(Entries with figure data)
(begin)
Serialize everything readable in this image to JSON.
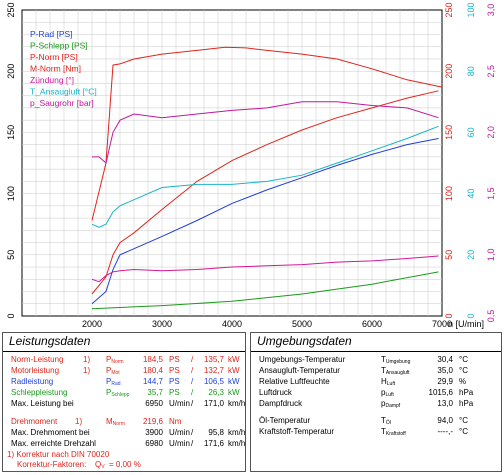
{
  "chart_data": {
    "type": "line",
    "x_axis": {
      "label": "n [U/min]",
      "min": 0,
      "max": 7000,
      "ticks": [
        2000,
        3000,
        4000,
        5000,
        6000,
        7000
      ]
    },
    "left_axis": {
      "min": 0,
      "max": 250,
      "ticks": [
        0,
        50,
        100,
        150,
        200,
        250
      ]
    },
    "right_axis_1": {
      "min": 0,
      "max": 250,
      "ticks": [
        0,
        50,
        100,
        150,
        200,
        250
      ],
      "color": "#e0241c"
    },
    "right_axis_2": {
      "min": 0,
      "max": 100,
      "ticks": [
        0,
        20,
        40,
        60,
        80,
        100
      ],
      "color": "#18b4c8"
    },
    "right_axis_3": {
      "min": 0.5,
      "max": 3.0,
      "ticks": [
        0.5,
        1.0,
        1.5,
        2.0,
        2.5,
        3.0
      ],
      "color": "#c0189c"
    },
    "grid": true,
    "legend_position": "top-left",
    "series": [
      {
        "name": "P-Rad [PS]",
        "color": "#1f3fd8",
        "x": [
          2000,
          2200,
          2300,
          2400,
          2600,
          3000,
          3500,
          4000,
          4500,
          5000,
          5500,
          6000,
          6500,
          6950
        ],
        "y": [
          10,
          20,
          38,
          50,
          55,
          65,
          78,
          92,
          103,
          113,
          123,
          132,
          140,
          145
        ]
      },
      {
        "name": "P-Schlepp [PS]",
        "color": "#1a9a1a",
        "x": [
          2000,
          3000,
          4000,
          5000,
          6000,
          6950
        ],
        "y": [
          6,
          8.5,
          12,
          18,
          26,
          36
        ]
      },
      {
        "name": "P-Norm [PS]",
        "color": "#e0241c",
        "x": [
          2000,
          2200,
          2300,
          2400,
          2600,
          3000,
          3500,
          4000,
          4500,
          5000,
          5500,
          6000,
          6500,
          6950
        ],
        "y": [
          18,
          32,
          50,
          60,
          68,
          87,
          110,
          127,
          140,
          152,
          162,
          170,
          178,
          184
        ]
      },
      {
        "name": "M-Norm [Nm]",
        "color": "#e0241c",
        "x": [
          2000,
          2200,
          2300,
          2400,
          2600,
          3000,
          3500,
          3900,
          4200,
          4500,
          5000,
          5500,
          6000,
          6500,
          7000
        ],
        "y": [
          78,
          125,
          205,
          206,
          210,
          214,
          217,
          219.6,
          219,
          217,
          214,
          210,
          202,
          193,
          187
        ]
      },
      {
        "name": "Zündung [°]",
        "color": "#d0189a",
        "x": [
          2000,
          2100,
          2200,
          2300,
          2400,
          2600,
          3000,
          3500,
          4000,
          4500,
          5000,
          5500,
          6000,
          6500,
          6950
        ],
        "y": [
          30,
          28,
          33,
          36,
          37,
          38,
          37,
          38,
          40,
          41,
          42,
          44,
          45,
          47,
          49
        ]
      },
      {
        "name": "T_Ansaugluft [°C]",
        "color": "#18b4c8",
        "x": [
          2000,
          2100,
          2200,
          2300,
          2400,
          2600,
          3000,
          3500,
          4000,
          4500,
          5000,
          5500,
          6000,
          6500,
          6950
        ],
        "y": [
          30,
          29,
          30,
          34,
          36,
          38,
          42,
          43,
          43,
          44,
          46,
          50,
          54,
          58,
          62
        ]
      },
      {
        "name": "p_Saugrohr [bar]",
        "color": "#c0189c",
        "x": [
          2000,
          2100,
          2200,
          2300,
          2400,
          2600,
          3000,
          3500,
          4000,
          4500,
          5000,
          5500,
          6000,
          6500,
          6950
        ],
        "y": [
          1.8,
          1.8,
          1.75,
          2.0,
          2.1,
          2.15,
          2.12,
          2.15,
          2.18,
          2.2,
          2.25,
          2.25,
          2.22,
          2.2,
          2.12
        ]
      }
    ]
  },
  "leistungsdaten": {
    "title": "Leistungsdaten",
    "rows": [
      {
        "label": "Norm-Leistung",
        "mark": "1)",
        "sym": "P",
        "sub": "Norm",
        "v1": "184,5",
        "u1": "PS",
        "v2": "135,7",
        "u2": "kW",
        "color": "red"
      },
      {
        "label": "Motorleistung",
        "mark": "1)",
        "sym": "P",
        "sub": "Mot",
        "v1": "180,4",
        "u1": "PS",
        "v2": "132,7",
        "u2": "kW",
        "color": "red"
      },
      {
        "label": "Radleistung",
        "mark": "",
        "sym": "P",
        "sub": "Rad",
        "v1": "144,7",
        "u1": "PS",
        "v2": "106,5",
        "u2": "kW",
        "color": "blue"
      },
      {
        "label": "Schleppleistung",
        "mark": "",
        "sym": "P",
        "sub": "Schlepp",
        "v1": "35,7",
        "u1": "PS",
        "v2": "26,3",
        "u2": "kW",
        "color": "green"
      },
      {
        "label": "Max. Leistung bei",
        "mark": "",
        "sym": "",
        "sub": "",
        "v1": "6950",
        "u1": "U/min",
        "v2": "171,0",
        "u2": "km/h",
        "color": ""
      },
      {
        "label": "Drehmoment",
        "mark": "1)",
        "sym": "M",
        "sub": "Norm",
        "v1": "219,6",
        "u1": "Nm",
        "v2": "",
        "u2": "",
        "color": "red"
      },
      {
        "label": "Max. Drehmoment bei",
        "mark": "",
        "sym": "",
        "sub": "",
        "v1": "3900",
        "u1": "U/min",
        "v2": "95,8",
        "u2": "km/h",
        "color": ""
      },
      {
        "label": "Max. erreichte Drehzahl",
        "mark": "",
        "sym": "",
        "sub": "",
        "v1": "6980",
        "u1": "U/min",
        "v2": "171,6",
        "u2": "km/h",
        "color": ""
      }
    ],
    "footnote1": "1) Korrektur nach DIN 70020",
    "footnote2_label": "Korrektur-Faktoren:",
    "footnote2_sym": "Q",
    "footnote2_sub": "V",
    "footnote2_value": "= 0,00 %"
  },
  "umgebungsdaten": {
    "title": "Umgebungsdaten",
    "rows": [
      {
        "label": "Umgebungs-Temperatur",
        "sym": "T",
        "sub": "Umgebung",
        "value": "30,4",
        "unit": "°C"
      },
      {
        "label": "Ansaugluft-Temperatur",
        "sym": "T",
        "sub": "Ansaugluft",
        "value": "35,0",
        "unit": "°C"
      },
      {
        "label": "Relative Luftfeuchte",
        "sym": "H",
        "sub": "Luft",
        "value": "29,9",
        "unit": "%"
      },
      {
        "label": "Luftdruck",
        "sym": "p",
        "sub": "Luft",
        "value": "1015,6",
        "unit": "hPa"
      },
      {
        "label": "Dampfdruck",
        "sym": "p",
        "sub": "Dampf",
        "value": "13,0",
        "unit": "hPa"
      },
      {
        "label": "Öl-Temperatur",
        "sym": "T",
        "sub": "Öl",
        "value": "94,0",
        "unit": "°C"
      },
      {
        "label": "Kraftstoff-Temperatur",
        "sym": "T",
        "sub": "Kraftstoff",
        "value": "----,-",
        "unit": "°C"
      }
    ]
  }
}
(end)
Look through the entries above. Extract each line with the word "Korrektur".

ANSWER TO THE EXERCISE:
    "footnote1": "1) Korrektur nach DIN 70020",
    "footnote2_label": "Korrektur-Faktoren:",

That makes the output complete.